Exercise
Copy every line with the string "JSON" in it.

*** Given information

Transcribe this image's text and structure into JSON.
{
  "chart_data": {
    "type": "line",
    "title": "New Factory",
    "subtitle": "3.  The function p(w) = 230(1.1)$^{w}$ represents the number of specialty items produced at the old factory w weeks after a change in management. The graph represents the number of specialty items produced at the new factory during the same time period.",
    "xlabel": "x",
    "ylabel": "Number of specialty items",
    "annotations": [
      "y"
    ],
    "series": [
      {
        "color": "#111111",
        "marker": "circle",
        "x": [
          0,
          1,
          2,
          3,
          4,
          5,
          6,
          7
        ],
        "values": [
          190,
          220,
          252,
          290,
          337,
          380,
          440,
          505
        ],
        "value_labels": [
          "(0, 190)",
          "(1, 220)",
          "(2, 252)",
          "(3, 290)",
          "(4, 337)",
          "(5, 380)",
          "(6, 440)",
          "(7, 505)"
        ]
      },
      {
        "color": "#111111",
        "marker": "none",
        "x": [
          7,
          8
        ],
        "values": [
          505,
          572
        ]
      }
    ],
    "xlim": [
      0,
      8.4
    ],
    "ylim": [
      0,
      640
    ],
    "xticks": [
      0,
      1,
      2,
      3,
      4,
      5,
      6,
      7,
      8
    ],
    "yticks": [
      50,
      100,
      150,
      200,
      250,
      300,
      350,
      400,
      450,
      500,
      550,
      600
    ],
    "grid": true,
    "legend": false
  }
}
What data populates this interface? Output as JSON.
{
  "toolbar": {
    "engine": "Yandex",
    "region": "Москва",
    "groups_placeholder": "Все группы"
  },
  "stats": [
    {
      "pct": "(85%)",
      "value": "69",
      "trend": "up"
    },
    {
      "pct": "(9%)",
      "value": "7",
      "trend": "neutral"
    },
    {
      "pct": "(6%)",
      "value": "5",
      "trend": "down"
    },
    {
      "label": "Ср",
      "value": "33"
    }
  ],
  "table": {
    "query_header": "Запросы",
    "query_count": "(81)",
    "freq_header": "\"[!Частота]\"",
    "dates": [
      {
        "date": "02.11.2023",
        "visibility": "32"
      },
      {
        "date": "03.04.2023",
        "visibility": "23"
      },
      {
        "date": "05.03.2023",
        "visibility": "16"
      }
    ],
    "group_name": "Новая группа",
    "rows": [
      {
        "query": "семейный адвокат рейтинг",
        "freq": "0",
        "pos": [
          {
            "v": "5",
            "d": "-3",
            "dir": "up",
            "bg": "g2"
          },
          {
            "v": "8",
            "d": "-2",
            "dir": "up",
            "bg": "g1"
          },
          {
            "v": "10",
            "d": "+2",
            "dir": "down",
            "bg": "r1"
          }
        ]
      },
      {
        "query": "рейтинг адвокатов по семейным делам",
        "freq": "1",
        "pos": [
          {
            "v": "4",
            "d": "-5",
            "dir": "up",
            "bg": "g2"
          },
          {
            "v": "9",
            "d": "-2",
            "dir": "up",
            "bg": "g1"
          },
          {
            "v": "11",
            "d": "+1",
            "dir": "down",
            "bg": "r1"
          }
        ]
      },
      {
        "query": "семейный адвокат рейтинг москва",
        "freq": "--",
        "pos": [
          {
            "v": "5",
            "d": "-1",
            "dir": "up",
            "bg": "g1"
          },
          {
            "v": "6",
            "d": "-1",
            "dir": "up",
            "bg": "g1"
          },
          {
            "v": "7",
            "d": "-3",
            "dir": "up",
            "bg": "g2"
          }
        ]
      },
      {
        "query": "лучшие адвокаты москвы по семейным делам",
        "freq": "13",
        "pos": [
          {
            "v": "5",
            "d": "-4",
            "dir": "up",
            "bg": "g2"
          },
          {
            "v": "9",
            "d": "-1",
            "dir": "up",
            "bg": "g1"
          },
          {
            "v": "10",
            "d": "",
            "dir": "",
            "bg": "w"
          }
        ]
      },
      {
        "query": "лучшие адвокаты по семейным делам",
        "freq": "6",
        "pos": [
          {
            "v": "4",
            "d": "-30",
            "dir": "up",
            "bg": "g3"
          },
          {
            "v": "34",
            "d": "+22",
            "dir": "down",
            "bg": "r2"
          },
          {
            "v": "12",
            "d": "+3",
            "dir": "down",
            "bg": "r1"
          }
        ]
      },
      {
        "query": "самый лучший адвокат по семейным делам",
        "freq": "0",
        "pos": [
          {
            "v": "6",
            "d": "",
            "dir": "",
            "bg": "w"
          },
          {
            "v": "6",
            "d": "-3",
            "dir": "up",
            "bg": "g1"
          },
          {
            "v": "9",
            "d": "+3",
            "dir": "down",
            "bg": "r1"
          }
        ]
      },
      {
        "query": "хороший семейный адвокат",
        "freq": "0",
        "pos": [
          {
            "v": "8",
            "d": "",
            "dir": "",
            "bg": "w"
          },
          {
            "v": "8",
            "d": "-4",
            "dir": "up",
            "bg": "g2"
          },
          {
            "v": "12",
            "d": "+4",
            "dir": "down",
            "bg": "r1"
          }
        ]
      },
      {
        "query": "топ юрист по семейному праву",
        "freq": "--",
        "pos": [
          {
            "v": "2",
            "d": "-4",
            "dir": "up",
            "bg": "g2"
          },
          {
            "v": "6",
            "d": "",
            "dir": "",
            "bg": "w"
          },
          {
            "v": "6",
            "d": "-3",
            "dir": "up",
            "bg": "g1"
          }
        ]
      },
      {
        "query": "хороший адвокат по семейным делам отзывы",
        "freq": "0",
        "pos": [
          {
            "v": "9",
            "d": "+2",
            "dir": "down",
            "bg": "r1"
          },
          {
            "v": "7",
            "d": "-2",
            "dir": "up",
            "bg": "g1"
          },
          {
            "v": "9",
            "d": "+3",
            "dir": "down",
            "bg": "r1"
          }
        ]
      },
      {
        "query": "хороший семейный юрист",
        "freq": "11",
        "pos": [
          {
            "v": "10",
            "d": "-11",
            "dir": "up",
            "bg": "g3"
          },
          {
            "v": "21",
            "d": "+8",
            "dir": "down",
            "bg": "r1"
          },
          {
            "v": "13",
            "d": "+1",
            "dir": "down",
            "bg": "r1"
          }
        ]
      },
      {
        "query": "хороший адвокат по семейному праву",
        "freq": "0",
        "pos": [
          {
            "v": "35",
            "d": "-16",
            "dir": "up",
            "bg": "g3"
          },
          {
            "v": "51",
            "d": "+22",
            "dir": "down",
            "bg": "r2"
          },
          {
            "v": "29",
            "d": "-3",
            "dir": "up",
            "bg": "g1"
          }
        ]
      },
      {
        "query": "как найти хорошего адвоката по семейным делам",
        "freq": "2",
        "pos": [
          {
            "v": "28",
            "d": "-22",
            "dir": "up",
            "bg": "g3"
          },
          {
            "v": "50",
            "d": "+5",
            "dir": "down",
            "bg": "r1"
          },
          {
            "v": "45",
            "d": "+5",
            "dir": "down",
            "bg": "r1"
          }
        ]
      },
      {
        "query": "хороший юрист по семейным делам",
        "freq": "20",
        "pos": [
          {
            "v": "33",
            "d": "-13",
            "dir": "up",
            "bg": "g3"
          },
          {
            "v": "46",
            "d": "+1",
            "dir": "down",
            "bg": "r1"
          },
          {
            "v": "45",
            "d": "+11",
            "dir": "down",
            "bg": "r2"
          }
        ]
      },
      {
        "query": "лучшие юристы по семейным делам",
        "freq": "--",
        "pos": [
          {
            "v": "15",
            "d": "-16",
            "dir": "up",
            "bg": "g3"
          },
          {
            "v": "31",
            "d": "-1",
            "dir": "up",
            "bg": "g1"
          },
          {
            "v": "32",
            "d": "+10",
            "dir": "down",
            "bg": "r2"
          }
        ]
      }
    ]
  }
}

******

Response below
Transcribe this image's text and structure into JSON.
What data populates this interface? Output as JSON.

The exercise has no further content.